• What is asked: Note how many lines hold the string "обѣдъ" and give that number without any other words.

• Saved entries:
[START]

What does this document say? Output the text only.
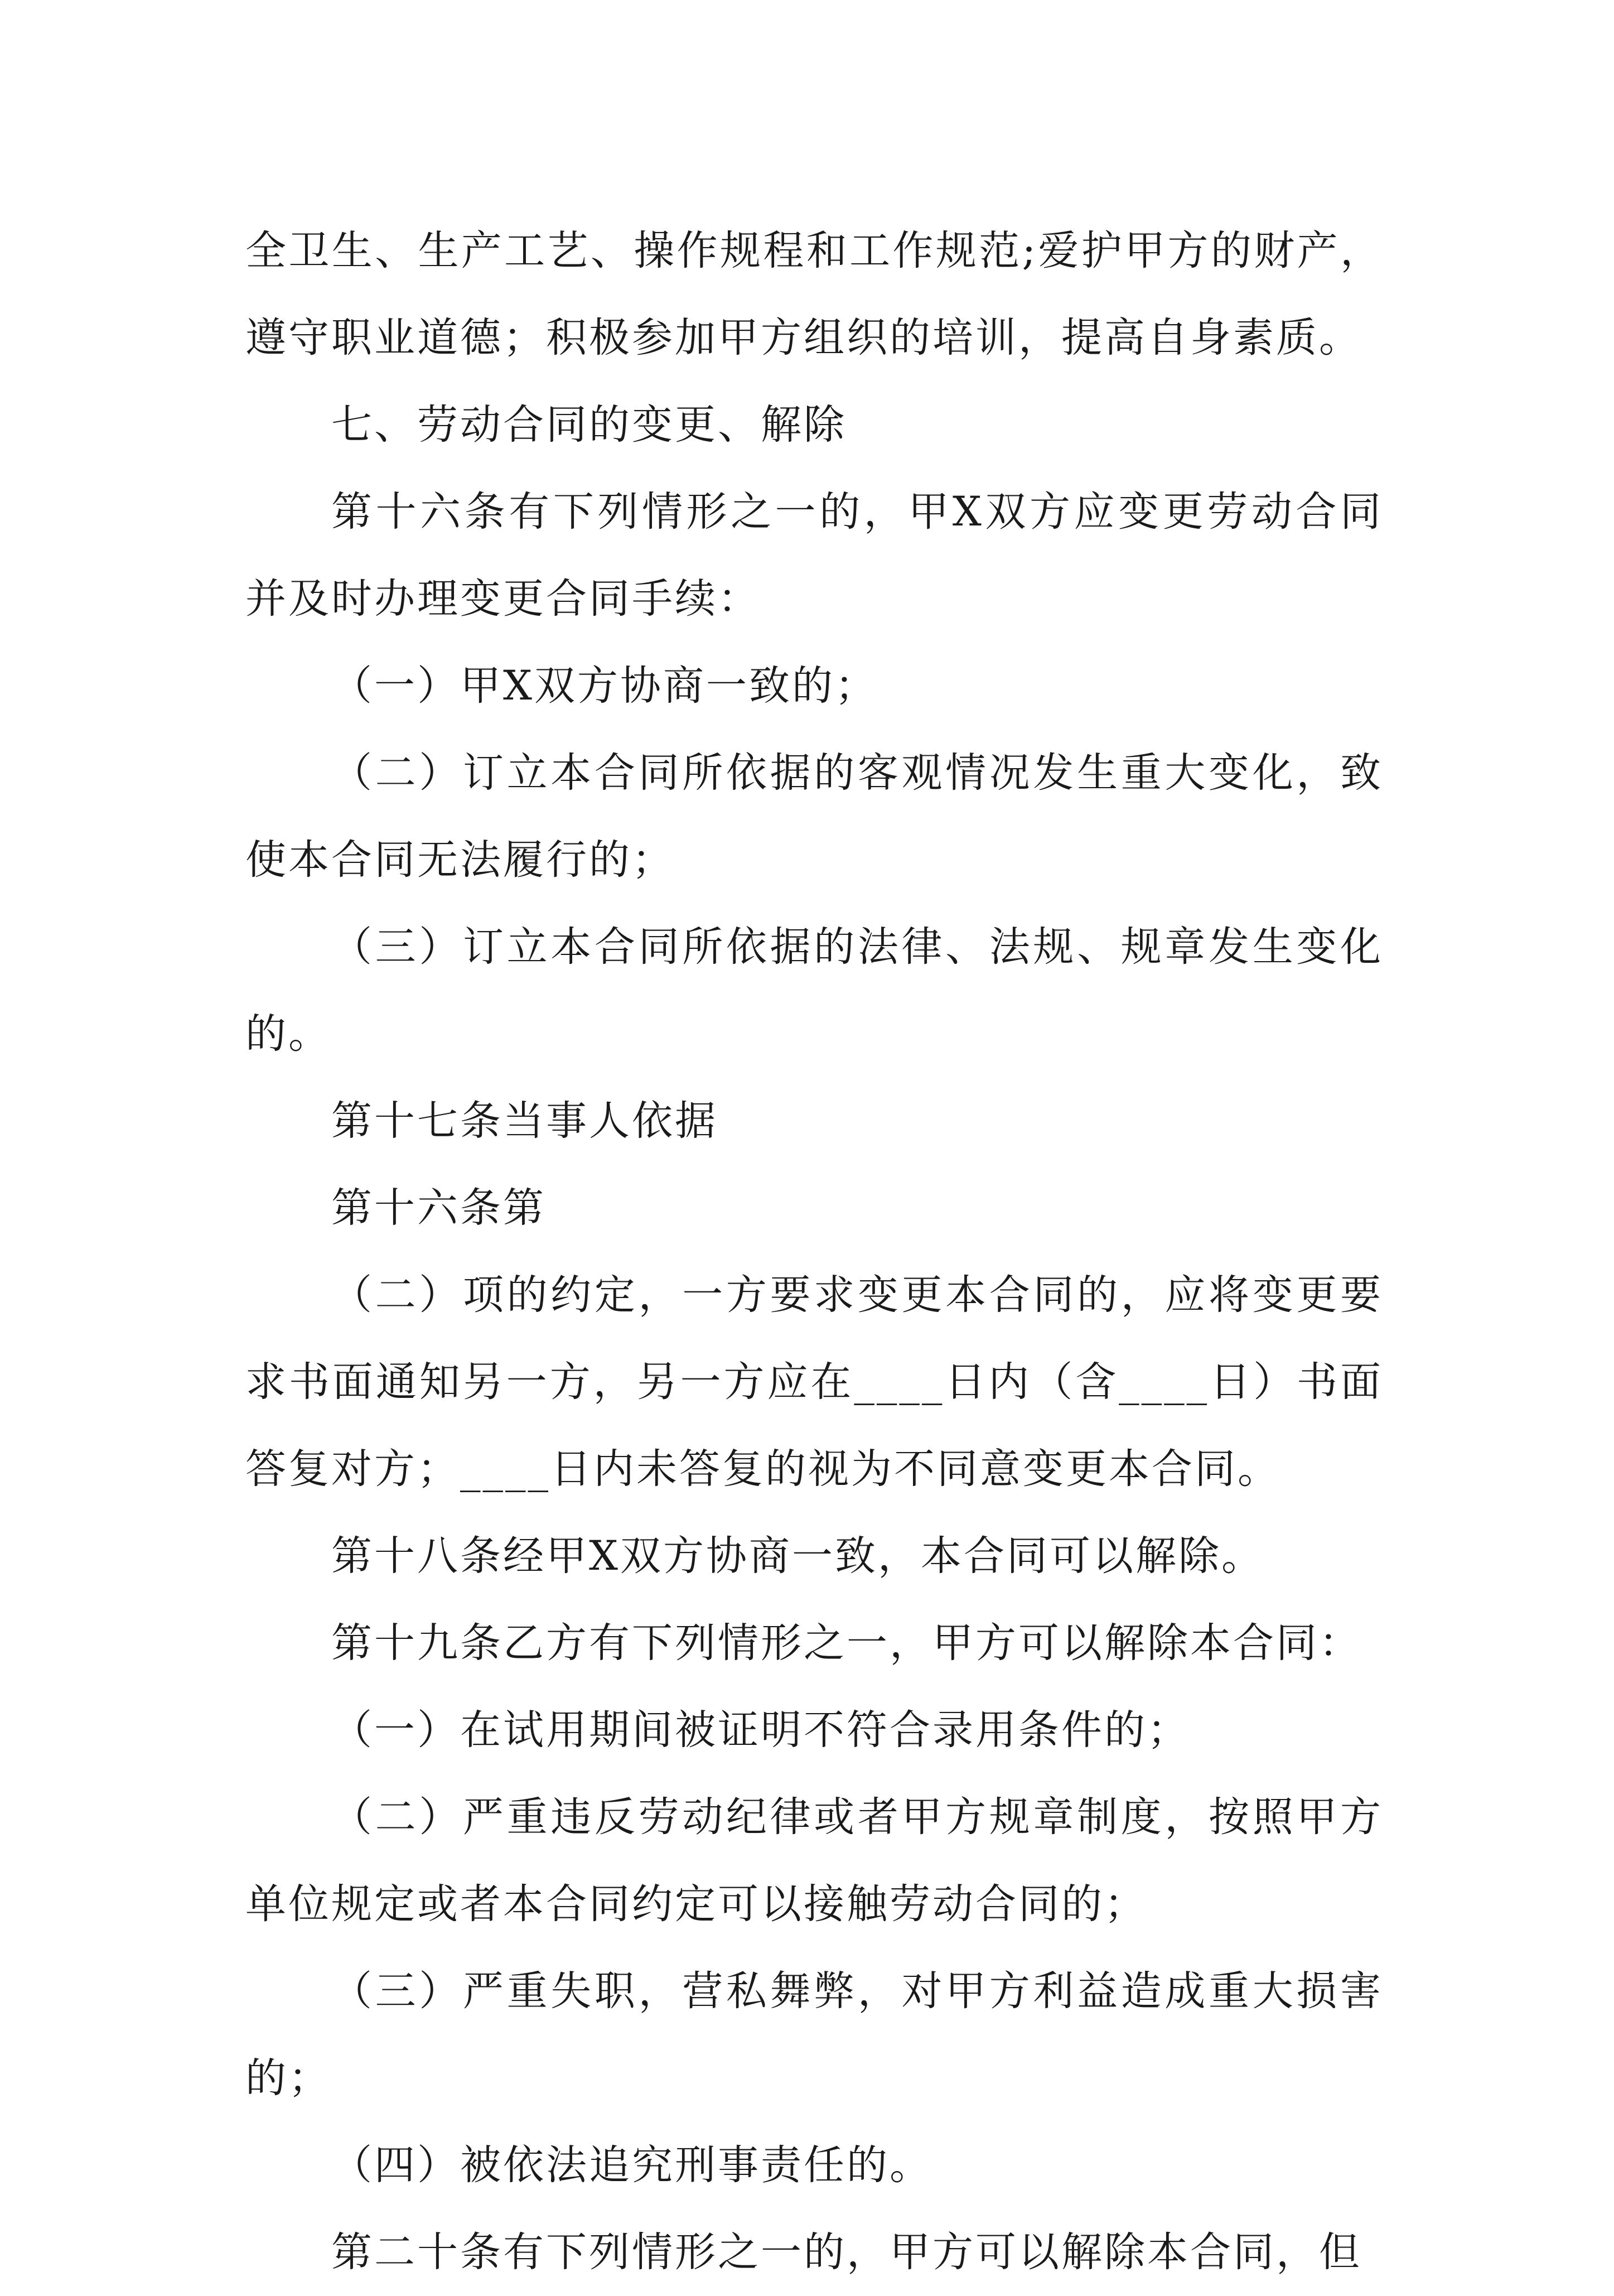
全卫生、生产工艺、操作规程和工作规范;爱护甲方的财产，遵守职业道德；积极参加甲方组织的培训，提高自身素质。

七、劳动合同的变更、解除

第十六条有下列情形之一的，甲X双方应变更劳动合同并及时办理变更合同手续：

（一）甲X双方协商一致的；

（二）订立本合同所依据的客观情况发生重大变化，致使本合同无法履行的；

（三）订立本合同所依据的法律、法规、规章发生变化的。

第十七条当事人依据

第十六条第

（二）项的约定，一方要求变更本合同的，应将变更要求书面通知另一方，另一方应在____日内（含____日）书面答复对方；____日内未答复的视为不同意变更本合同。

第十八条经甲X双方协商一致，本合同可以解除。

第十九条乙方有下列情形之一，甲方可以解除本合同：

（一）在试用期间被证明不符合录用条件的；

（二）严重违反劳动纪律或者甲方规章制度，按照甲方单位规定或者本合同约定可以接触劳动合同的；

（三）严重失职，营私舞弊，对甲方利益造成重大损害的；

（四）被依法追究刑事责任的。

第二十条有下列情形之一的，甲方可以解除本合同，但
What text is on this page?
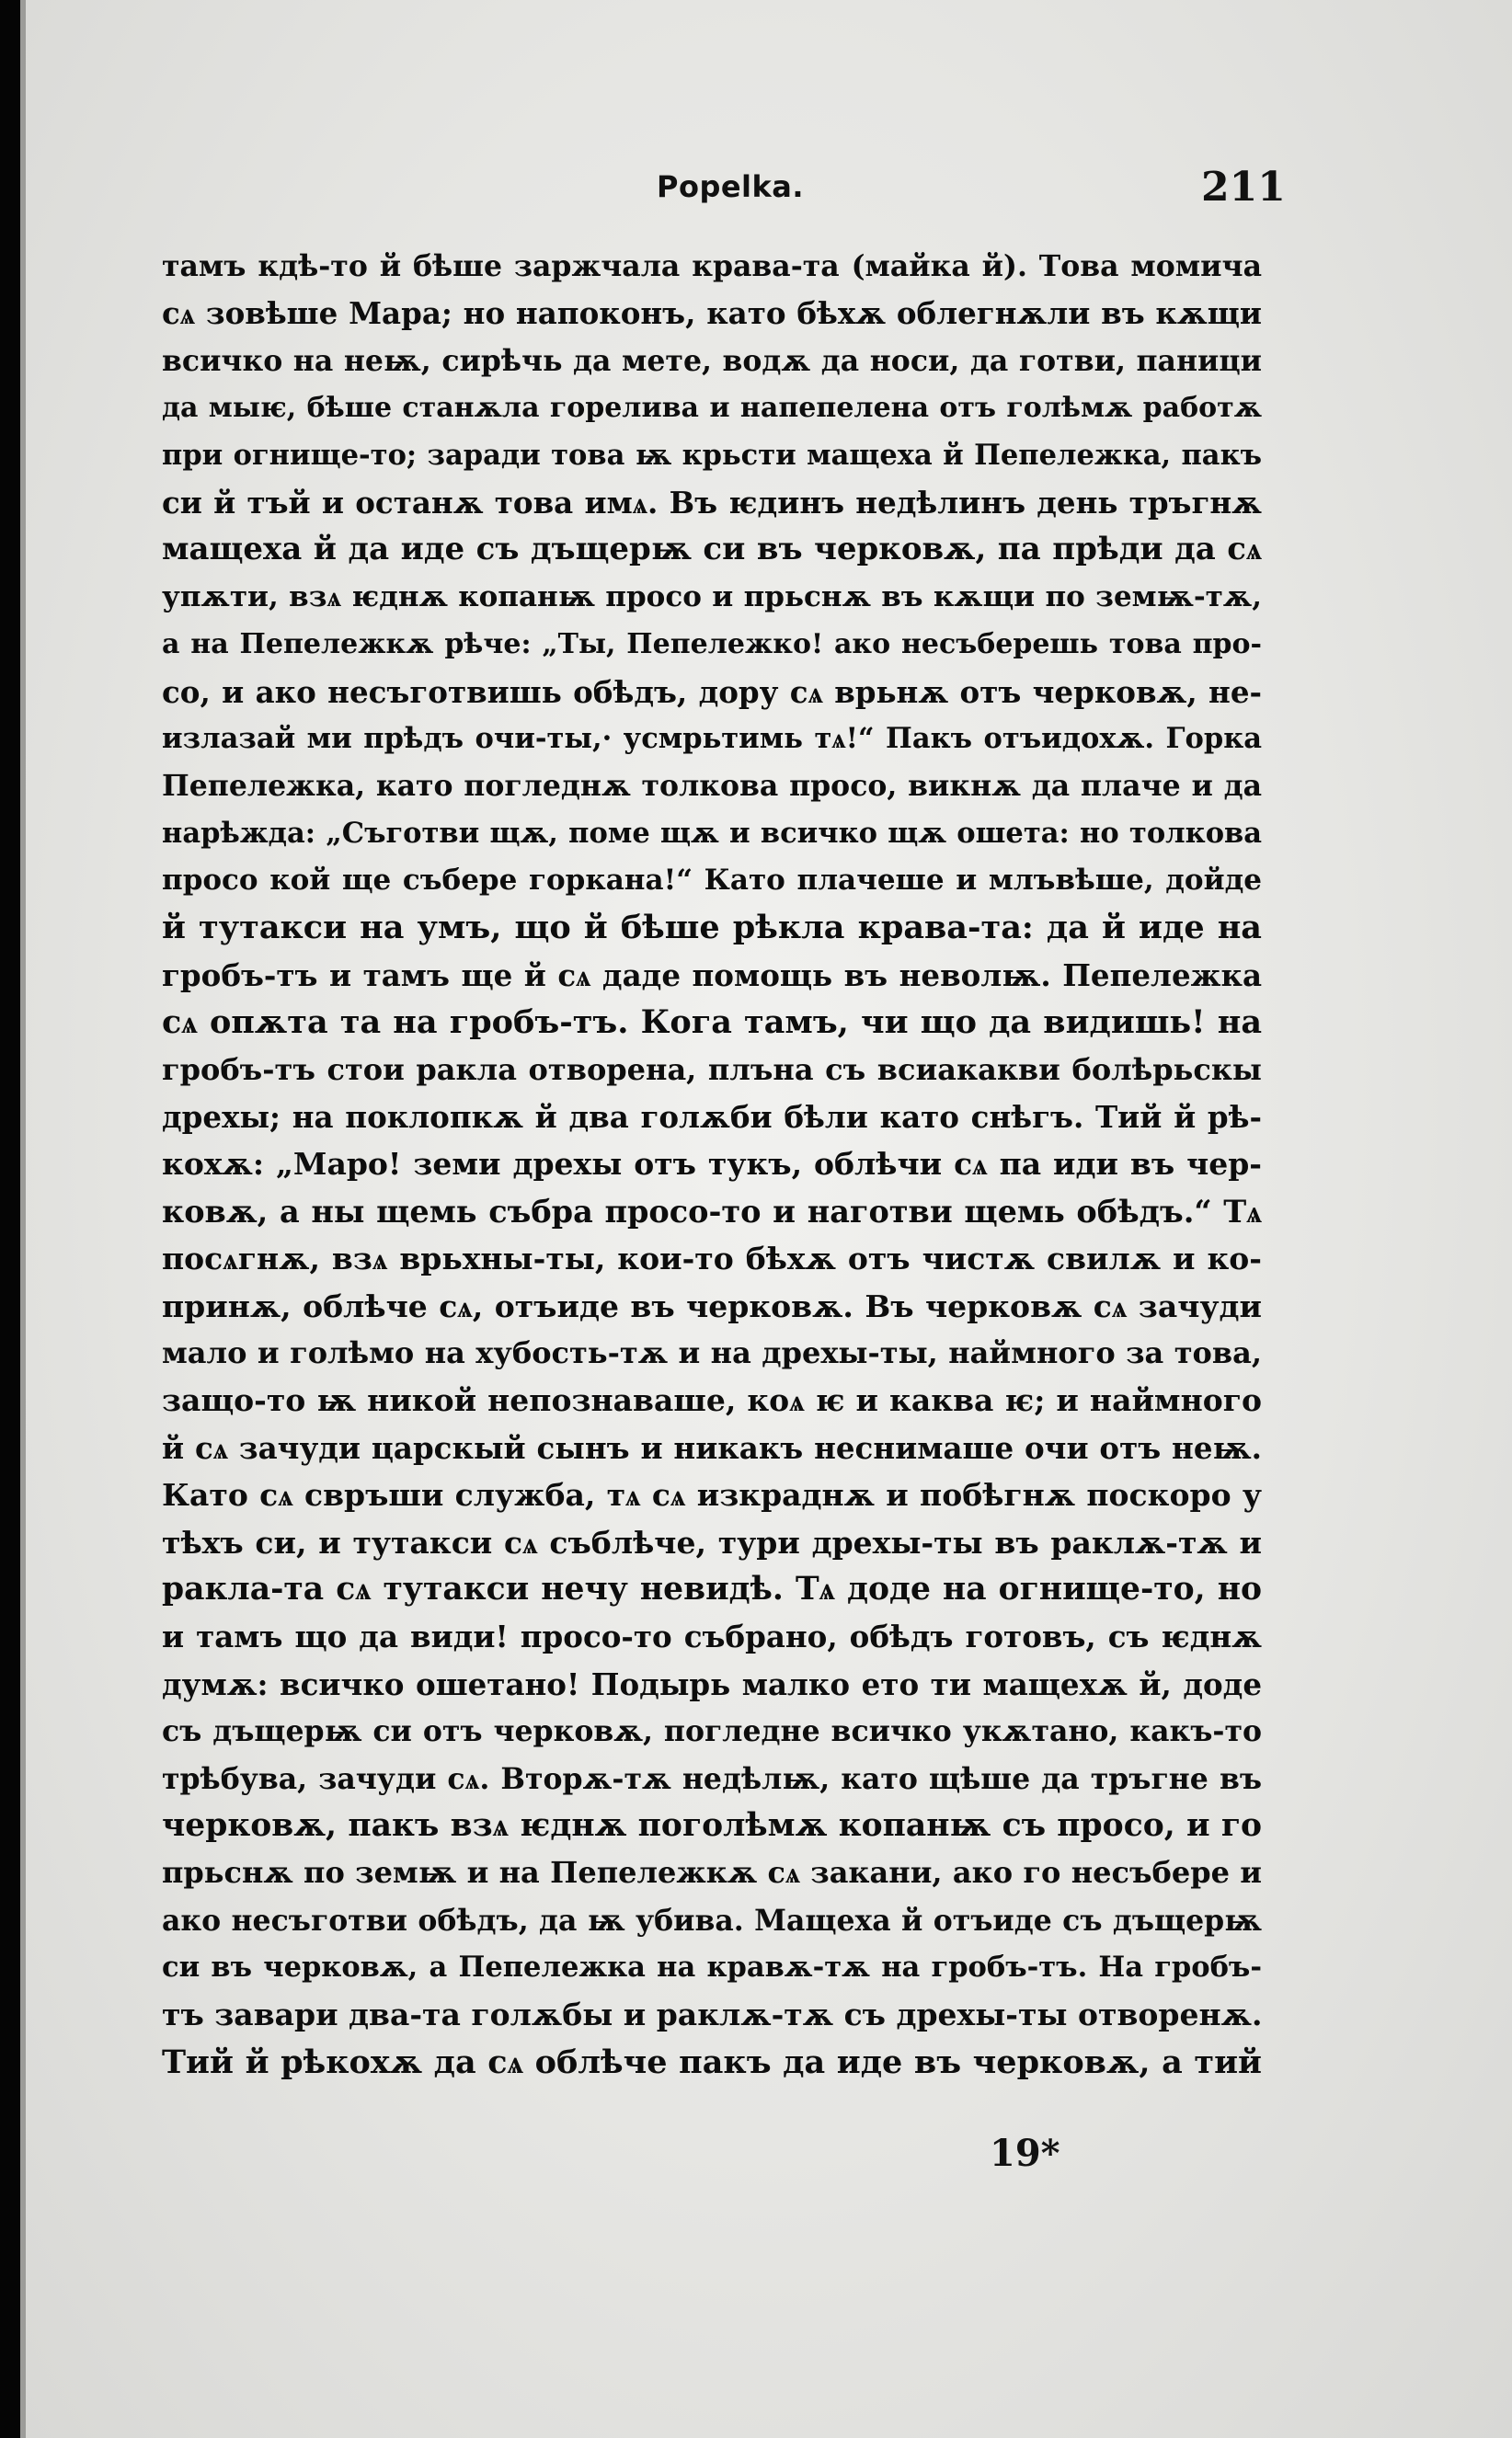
Popelka.	211
тамъ кдѣ-то й бѣше заржчала крава-та (майка й). Това момича
сѧ зовѣше Мара; но напоконъ, като бѣхѫ облегнѫли въ кѫщи
всичко на неѭ, сирѣчь да мете, водѫ да носи, да готви, паници
да мыѥ, бѣше станѫла горелива и напепелена отъ голѣмѫ работѫ
при огнище-то; заради това ѭ крьсти мащеха й Пепележка, пакъ
си й тъй и останѫ това имѧ. Въ ѥдинъ недѣлинъ день тръгнѫ
мащеха й да иде съ дъщерѭ си въ черковѫ, па прѣди да сѧ
упѫти, взѧ ѥднѫ копанѭ просо и прьснѫ въ кѫщи по земѭ-тѫ,
а на Пепележкѫ рѣче: „Ты, Пепележко! ако несъберешь това про-
со, и ако несъготвишь обѣдъ, дору сѧ врьнѫ отъ черковѫ, не-
излазай ми прѣдъ очи-ты,· усмрьтимь тѧ!“ Пакъ отъидохѫ. Горка
Пепележка, като погледнѫ толкова просо, викнѫ да плаче и да
нарѣжда: „Съготви щѫ, поме щѫ и всичко щѫ ошета: но толкова
просо кой ще съберe горкана!“ Като плачеше и млъвѣше, дойде
й тутакси на умъ, що й бѣше рѣкла крава-та: да й иде на
гробъ-тъ и тамъ ще й сѧ даде помощь въ неволѭ. Пепележка
сѧ опѫта та на гробъ-тъ. Кога тамъ, чи що да видишь! на
гробъ-тъ стои ракла отворена, плъна съ всиакакви болѣрьскы
дрехы; на поклопкѫ й два голѫби бѣли като снѣгъ. Тий й рѣ-
кохѫ: „Маро! земи дрехы отъ тукъ, облѣчи сѧ па иди въ чер-
ковѫ, а ны щемь събра просо-то и наготви щемь обѣдъ.“ Тѧ
посѧгнѫ, взѧ врьхны-ты, кои-то бѣхѫ отъ чистѫ свилѫ и ко-
принѫ, облѣче сѧ, отъиде въ черковѫ. Въ черковѫ сѧ зачуди
мало и голѣмо на хубость-тѫ и на дрехы-ты, наймного за това,
защо-то ѭ никой непознаваше, коѧ ѥ и каква ѥ; и наймного
й сѧ зачуди царскый сынъ и никакъ неснимаше очи отъ неѭ.
Като сѧ свръши служба, тѧ сѧ изкраднѫ и побѣгнѫ поскоро у
тѣхъ си, и тутакси сѧ съблѣче, тури дрехы-ты въ раклѫ-тѫ и
ракла-та сѧ тутакси нечу невидѣ. Тѧ доде на огнище-то, но
и тамъ що да види! просо-то събрано, обѣдъ готовъ, съ ѥднѫ
думѫ: всичко ошетано! Подырь малко ето ти мащехѫ й, доде
съ дъщерѭ си отъ черковѫ, погледне всичко укѫтано, какъ-то
трѣбува, зачуди сѧ. Вторѫ-тѫ недѣлѭ, като щѣше да тръгне въ
черковѫ, пакъ взѧ ѥднѫ поголѣмѫ копанѭ съ просо, и го
прьснѫ по земѭ и на Пепележкѫ сѧ закани, ако го несъбере и
ако несъготви обѣдъ, да ѭ убива. Мащеха й отъиде съ дъщерѭ
си въ черковѫ, а Пепележка на кравѫ-тѫ на гробъ-тъ. На гробъ-
тъ завари два-та голѫбы и раклѫ-тѫ съ дрехы-ты отворенѫ.
Тий й рѣкохѫ да сѧ облѣче пакъ да иде въ черковѫ, а тий
19*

[END]

• Full response: 4